--- AIM ---
Find each line with "国家食品药品监督" and copy it.

--- PROVIDED RECORDS ---

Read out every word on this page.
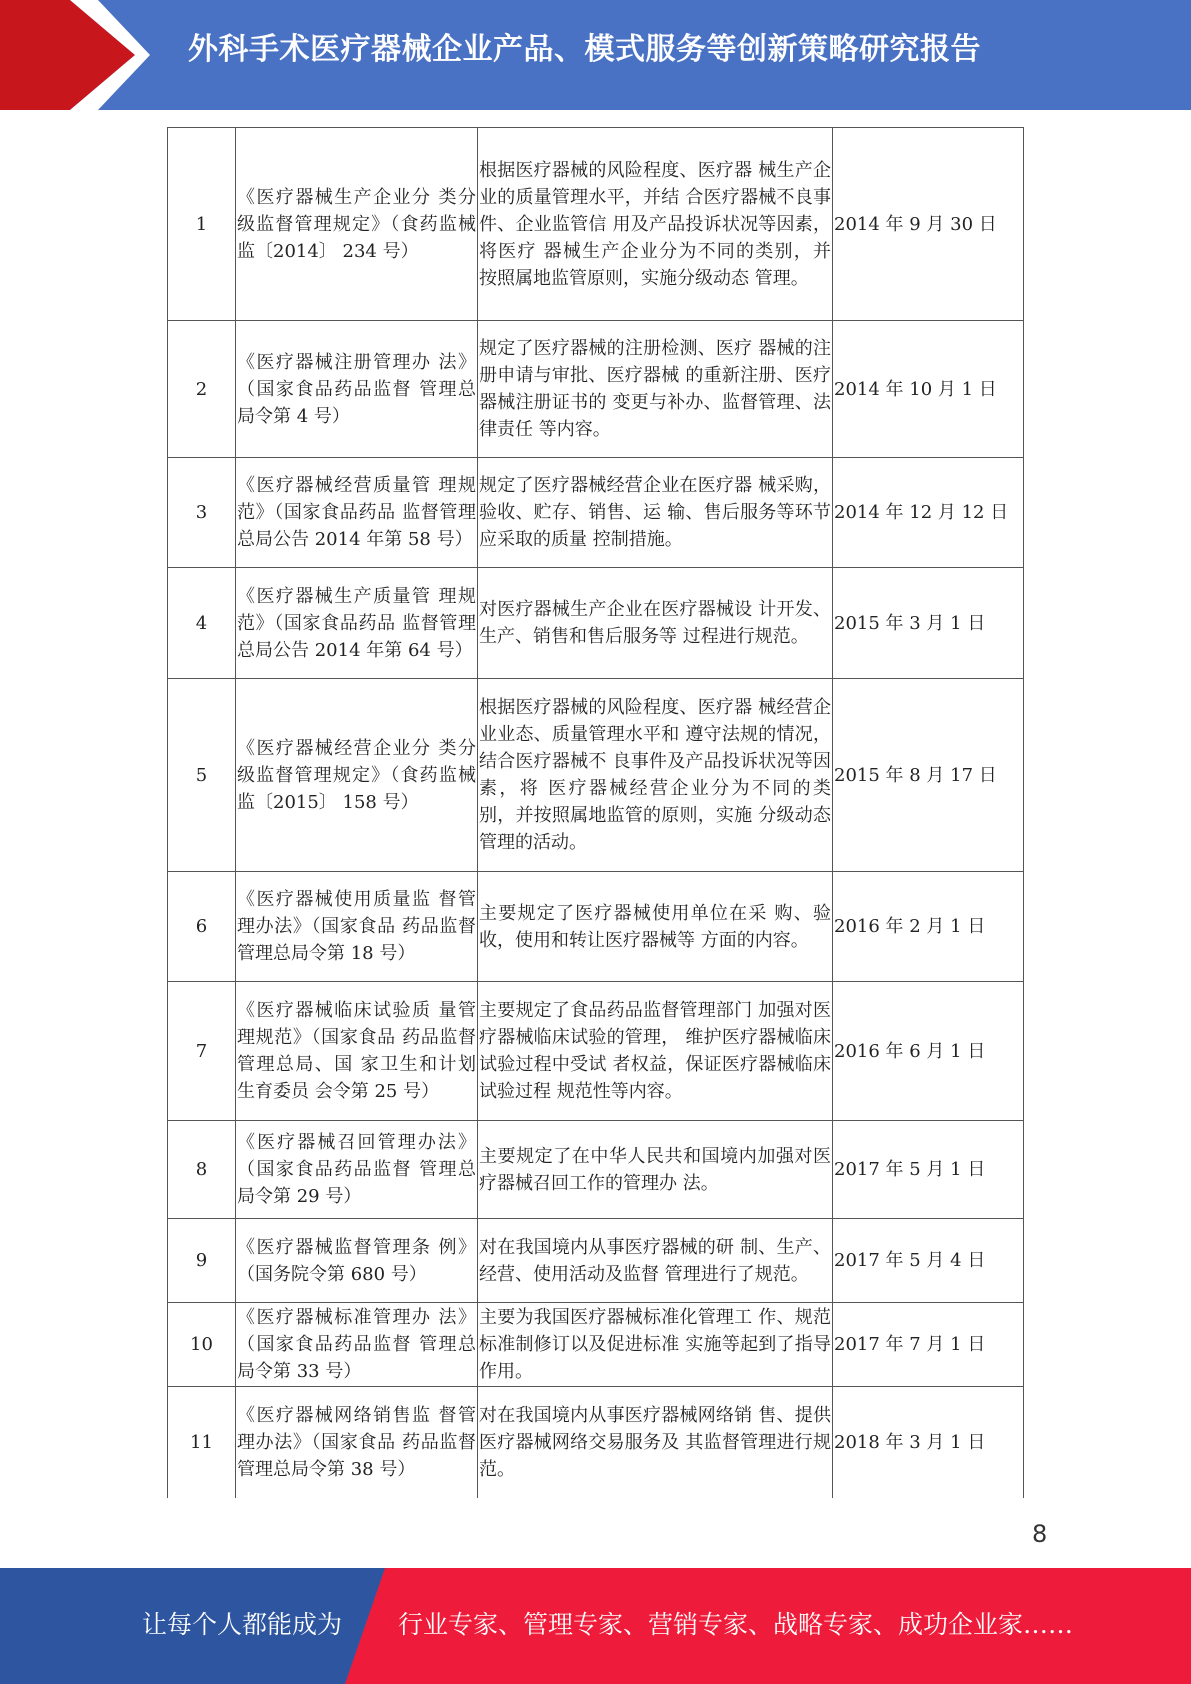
外科手术医疗器械企业产品、模式服务等创新策略研究报告
1	《医疗器械生产企业分 类分级监督管理规定》（食药监械监〔2014〕 234 号）	根据医疗器械的风险程度、医疗器 械生产企业的质量管理水平，并结 合医疗器械不良事件、企业监管信 用及产品投诉状况等因素，将医疗 器械生产企业分为不同的类别，并 按照属地监管原则，实施分级动态 管理。	2014 年 9 月 30 日
2	《医疗器械注册管理办 法》（国家食品药品监督 管理总局令第 4 号）	规定了医疗器械的注册检测、医疗 器械的注册申请与审批、医疗器械 的重新注册、医疗器械注册证书的 变更与补办、监督管理、法律责任 等内容。	2014 年 10 月 1 日
3	《医疗器械经营质量管 理规范》（国家食品药品 监督管理总局公告 2014 年第 58 号）	规定了医疗器械经营企业在医疗器 械采购，验收、贮存、销售、运 输、售后服务等环节应采取的质量 控制措施。	2014 年 12 月 12 日
4	《医疗器械生产质量管 理规范》（国家食品药品 监督管理总局公告 2014 年第 64 号）	对医疗器械生产企业在医疗器械设 计开发、生产、销售和售后服务等 过程进行规范。	2015 年 3 月 1 日
5	《医疗器械经营企业分 类分级监督管理规定》（食药监械监〔2015〕 158 号）	根据医疗器械的风险程度、医疗器 械经营企业业态、质量管理水平和 遵守法规的情况，结合医疗器械不 良事件及产品投诉状况等因素，将 医疗器械经营企业分为不同的类 别，并按照属地监管的原则，实施 分级动态管理的活动。	2015 年 8 月 17 日
6	《医疗器械使用质量监 督管理办法》（国家食品 药品监督管理总局令第 18 号）	主要规定了医疗器械使用单位在采 购、验收，使用和转让医疗器械等 方面的内容。	2016 年 2 月 1 日
7	《医疗器械临床试验质 量管理规范》（国家食品 药品监督管理总局、国 家卫生和计划生育委员 会令第 25 号）	主要规定了食品药品监督管理部门 加强对医疗器械临床试验的管理， 维护医疗器械临床试验过程中受试 者权益，保证医疗器械临床试验过程 规范性等内容。	2016 年 6 月 1 日
8	《医疗器械召回管理办法》（国家食品药品监督 管理总局令第 29 号）	主要规定了在中华人民共和国境内加强对医疗器械召回工作的管理办 法。	2017 年 5 月 1 日
9	《医疗器械监督管理条 例》（国务院令第 680 号）	对在我国境内从事医疗器械的研 制、生产、经营、使用活动及监督 管理进行了规范。	2017 年 5 月 4 日
10	《医疗器械标准管理办 法》（国家食品药品监督 管理总局令第 33 号）	主要为我国医疗器械标准化管理工 作、规范标准制修订以及促进标准 实施等起到了指导作用。	2017 年 7 月 1 日
11	《医疗器械网络销售监 督管理办法》（国家食品 药品监督管理总局令第 38 号）	对在我国境内从事医疗器械网络销 售、提供医疗器械网络交易服务及 其监督管理进行规范。	2018 年 3 月 1 日
8
让每个人都能成为 行业专家、管理专家、营销专家、战略专家、成功企业家……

--- WRITTEN ANSWER ---
2	《医疗器械注册管理办 法》（国家食品药品监督 管理总局令第 4 号）	规定了医疗器械的注册检测、医疗 器械的注册申请与审批、医疗器械 的重新注册、医疗器械注册证书的 变更与补办、监督管理、法律责任 等内容。	2014 年 10 月 1 日
8	《医疗器械召回管理办法》（国家食品药品监督 管理总局令第 29 号）	主要规定了在中华人民共和国境内加强对医疗器械召回工作的管理办 法。	2017 年 5 月 1 日
10	《医疗器械标准管理办 法》（国家食品药品监督 管理总局令第 33 号）	主要为我国医疗器械标准化管理工 作、规范标准制修订以及促进标准 实施等起到了指导作用。	2017 年 7 月 1 日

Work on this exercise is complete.